→ **Excerpted text**

## Begin

This is the best version of Turner we have seen. He’s shooting a career-high percentage from 2-point range (67.3), but his offensive leap has been hidden because he’s taking the fewest number of shots (8.6 per game) in his career. Turner has been running a Red Queen’s race in the past few years. He has had to go faster just to stay in place. He’s touching the ball less, so he’s learned to make the most out of his limited opportunities:

Myles Turner’s Efficient Evolution

Season Touches Points Per Touch
Season Touches Points Per Touch
2021-22 35.5 0.354
2020-21 39.7 0.317
2019-20 41 0.294
2018-19 50.4 0.264

This trend goes back three head coaches, from Nate McMillan to Nate Bjorkgren and now Rick Carlisle. But Turner has benefited from the turnover in Indiana. Midrange shots were a staple of the offense under McMillan but have been dramatically reduced under his more efficiency-minded successors. Turner went from taking 21.4 percent of his shots between 10 feet from the basket and the 3-point line in his last season with McMillan to only 7.4 percent this season.

Some of those shots have been redistributed to the 3-point line. The others have gone to the rim. The latter is as important as the former. Turner is huge (6-foot-11 and 250 pounds with a 7-foot-4 wingspan) and he’s pretty athletic for his size. He once did this in a playoff game:

Changing where he shoots has been good for him. The midrange area is best used by players who can create their own shot and have the offense run through them. That’s not Turner. He’s more of a finisher than a creator.

He’s not as skilled as Sabonis, but he doesn’t need to be. Turner is bigger, a better athlete, and a much better shooter. All he has to do is catch and finish. Turner has become a better player now that he’s doing that in only the most efficient areas of the floor. His true shooting percentage has jumped from 56.6 to 64.9 over the past three seasons.

## End

→ **Objective 1**
Quote the Myles Turner passage word for word, beginning at the words "Changing where he" and stopping after the words "than a creator.".
The passage about Myles Turner has no connection to the records.

(Labeled box records)
## Begin

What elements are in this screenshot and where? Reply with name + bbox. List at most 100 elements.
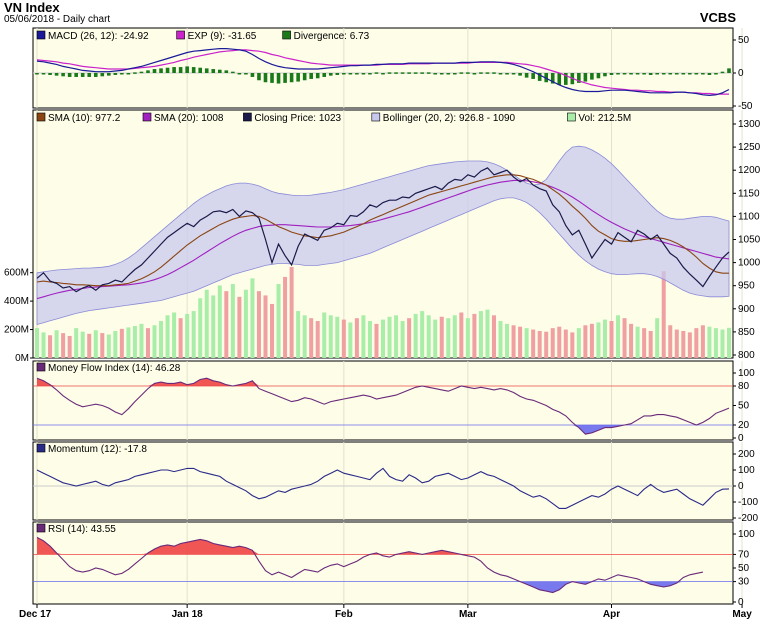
x-tick-label: May xyxy=(732,609,752,620)
volume-bar xyxy=(159,321,164,358)
mfi-legend: Money Flow Index (14): 46.28 xyxy=(36,362,181,374)
divergence-bar xyxy=(701,73,705,75)
volume-bar xyxy=(322,312,327,358)
mfi-oversold-area xyxy=(37,425,729,435)
price-tick-label: 1050 xyxy=(738,235,761,246)
divergence-bar xyxy=(257,73,261,81)
divergence-bar xyxy=(668,73,673,75)
mfi-overbought-area xyxy=(37,378,729,386)
volume-bar xyxy=(616,315,621,358)
volume-bar xyxy=(400,321,405,358)
divergence-bar xyxy=(302,73,307,81)
divergence-bar xyxy=(518,73,522,76)
volume-bar xyxy=(270,303,275,358)
divergence-bar xyxy=(485,72,490,74)
divergence-bar xyxy=(661,73,666,75)
price-tick-label: 1100 xyxy=(738,211,760,222)
volume-bar xyxy=(694,328,699,358)
x-tick-label: Apr xyxy=(603,609,620,620)
macd-tick-label: -50 xyxy=(738,101,753,112)
divergence-bar xyxy=(524,73,529,78)
divergence-bar xyxy=(191,67,196,73)
price-legend-swatch xyxy=(36,112,46,122)
volume-bar xyxy=(263,295,268,358)
divergence-bar xyxy=(459,72,464,74)
volume-bar xyxy=(224,291,229,358)
divergence-bar xyxy=(113,73,118,75)
divergence-bar xyxy=(479,72,483,74)
volume-bar xyxy=(602,319,607,358)
momentum-tick-label: 0 xyxy=(738,481,744,492)
divergence-bar xyxy=(394,72,398,74)
price-legend-label: SMA (20): 1008 xyxy=(154,113,224,124)
price-tick-label: 1250 xyxy=(738,142,761,153)
divergence-bar xyxy=(681,73,686,75)
divergence-bar xyxy=(511,73,516,75)
rsi-tick-label: 0 xyxy=(738,597,744,608)
divergence-bar xyxy=(596,73,601,79)
divergence-bar xyxy=(453,73,457,75)
volume-bar xyxy=(178,318,183,358)
macd-legend-label: EXP (9): -31.65 xyxy=(188,31,257,42)
divergence-bar xyxy=(707,73,712,75)
divergence-bar xyxy=(328,73,333,76)
momentum-panel xyxy=(32,441,734,521)
divergence-bar xyxy=(466,72,470,74)
divergence-bar xyxy=(165,67,170,73)
divergence-bar xyxy=(374,72,379,74)
volume-bar xyxy=(152,325,157,358)
divergence-bar xyxy=(590,73,594,80)
rsi-legend-label: RSI (14): 43.55 xyxy=(48,524,116,535)
volume-bar xyxy=(668,325,673,358)
rsi-oversold-area xyxy=(37,581,729,593)
x-tick-label: Feb xyxy=(335,609,353,620)
divergence-bar xyxy=(720,71,725,74)
divergence-bar xyxy=(335,73,340,75)
volume-bar xyxy=(100,333,105,358)
volume-tick-label: 400M xyxy=(4,296,29,307)
divergence-bar xyxy=(498,73,503,75)
volume-tick-label: 200M xyxy=(4,325,29,336)
divergence-bar xyxy=(387,72,392,74)
volume-bar xyxy=(315,321,320,358)
volume-bar xyxy=(139,323,144,358)
divergence-bar xyxy=(355,73,359,75)
volume-bar xyxy=(335,316,340,358)
mfi-legend-label: Money Flow Index (14): 46.28 xyxy=(48,363,181,374)
mfi-tick-label: 50 xyxy=(738,401,750,412)
divergence-bar xyxy=(342,73,346,75)
volume-bar xyxy=(132,326,137,358)
price-tick-label: 1150 xyxy=(738,188,760,199)
divergence-bar xyxy=(407,72,411,74)
volume-bar xyxy=(426,315,431,358)
volume-bar xyxy=(655,318,660,358)
volume-bar xyxy=(518,326,523,358)
divergence-bar xyxy=(603,73,607,77)
x-tick-label: Jan 18 xyxy=(172,609,204,620)
divergence-bar xyxy=(211,69,216,73)
divergence-bar xyxy=(198,67,203,73)
volume-bar xyxy=(642,328,647,358)
mfi-tick-label: 20 xyxy=(738,420,750,431)
volume-bar xyxy=(309,318,314,358)
volume-bar xyxy=(165,315,170,358)
x-tick-label: Dec 17 xyxy=(19,609,52,620)
divergence-bar xyxy=(557,73,562,85)
rsi-panel xyxy=(32,521,734,605)
mfi-tick-label: 80 xyxy=(738,381,750,392)
divergence-bar xyxy=(289,73,294,83)
volume-bar xyxy=(727,327,731,358)
mfi-legend-swatch xyxy=(36,362,46,372)
divergence-bar xyxy=(439,73,444,75)
divergence-bar xyxy=(472,73,477,75)
volume-bar xyxy=(48,335,53,358)
divergence-bar xyxy=(544,73,549,83)
divergence-bar xyxy=(315,73,320,79)
divergence-bar xyxy=(368,73,372,75)
macd-legend-label: Divergence: 6.73 xyxy=(294,31,370,42)
divergence-bar xyxy=(152,69,157,73)
divergence-bar xyxy=(139,71,144,74)
volume-bar xyxy=(394,315,399,358)
volume-bar xyxy=(354,318,359,358)
volume-bar xyxy=(439,316,444,358)
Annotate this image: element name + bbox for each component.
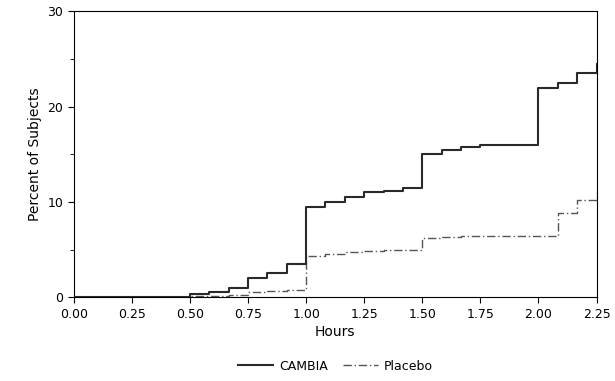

## End

→ **Objective 2**
From the records, print the lines from the one containing "x-tick-label: May xyxy=(732,609,752,620)" through the one containing "volume-bar xyxy=(315,321,320,358)", both included, and nothing else.

→ **Task response 1**
Changing where he shoots has been good for him. The midrange area is best used by players who can create their own shot and have the offense run through them. That’s not Turner. He’s more of a finisher than a creator.

→ **Task response 2**
x-tick-label: May xyxy=(732,609,752,620)
volume-bar xyxy=(159,321,164,358)
mfi-legend: Money Flow Index (14): 46.28 xyxy=(36,362,181,374)
divergence-bar xyxy=(701,73,705,75)
volume-bar xyxy=(322,312,327,358)
mfi-oversold-area xyxy=(37,425,729,435)
price-tick-label: 1050 xyxy=(738,235,761,246)
divergence-bar xyxy=(257,73,261,81)
divergence-bar xyxy=(668,73,673,75)
mfi-overbought-area xyxy=(37,378,729,386)
volume-bar xyxy=(616,315,621,358)
volume-bar xyxy=(400,321,405,358)
divergence-bar xyxy=(302,73,307,81)
divergence-bar xyxy=(518,73,522,76)
volume-bar xyxy=(270,303,275,358)
divergence-bar xyxy=(485,72,490,74)
divergence-bar xyxy=(661,73,666,75)
price-tick-label: 1100 xyxy=(738,211,760,222)
volume-bar xyxy=(694,328,699,358)
x-tick-label: Apr xyxy=(603,609,620,620)
macd-tick-label: -50 xyxy=(738,101,753,112)
divergence-bar xyxy=(524,73,529,78)
divergence-bar xyxy=(191,67,196,73)
price-legend-swatch xyxy=(36,112,46,122)
volume-bar xyxy=(263,295,268,358)
divergence-bar xyxy=(459,72,464,74)
volume-bar xyxy=(224,291,229,358)
divergence-bar xyxy=(113,73,118,75)
divergence-bar xyxy=(479,72,483,74)
volume-bar xyxy=(602,319,607,358)
momentum-tick-label: 0 xyxy=(738,481,744,492)
divergence-bar xyxy=(394,72,398,74)
price-legend-label: SMA (20): 1008 xyxy=(154,113,224,124)
price-tick-label: 1250 xyxy=(738,142,761,153)
divergence-bar xyxy=(681,73,686,75)
divergence-bar xyxy=(511,73,516,75)
rsi-tick-label: 0 xyxy=(738,597,744,608)
divergence-bar xyxy=(596,73,601,79)
divergence-bar xyxy=(453,73,457,75)
volume-bar xyxy=(178,318,183,358)
macd-legend-label: EXP (9): -31.65 xyxy=(188,31,257,42)
divergence-bar xyxy=(707,73,712,75)
divergence-bar xyxy=(328,73,333,76)
momentum-panel xyxy=(32,441,734,521)
divergence-bar xyxy=(466,72,470,74)
divergence-bar xyxy=(165,67,170,73)
divergence-bar xyxy=(374,72,379,74)
volume-bar xyxy=(152,325,157,358)
divergence-bar xyxy=(590,73,594,80)
rsi-legend-label: RSI (14): 43.55 xyxy=(48,524,116,535)
volume-bar xyxy=(668,325,673,358)
rsi-oversold-area xyxy=(37,581,729,593)
x-tick-label: Feb xyxy=(335,609,353,620)
divergence-bar xyxy=(720,71,725,74)
divergence-bar xyxy=(335,73,340,75)
volume-bar xyxy=(100,333,105,358)
volume-tick-label: 400M xyxy=(4,296,29,307)
divergence-bar xyxy=(498,73,503,75)
volume-tick-label: 200M xyxy=(4,325,29,336)
divergence-bar xyxy=(387,72,392,74)
volume-bar xyxy=(315,321,320,358)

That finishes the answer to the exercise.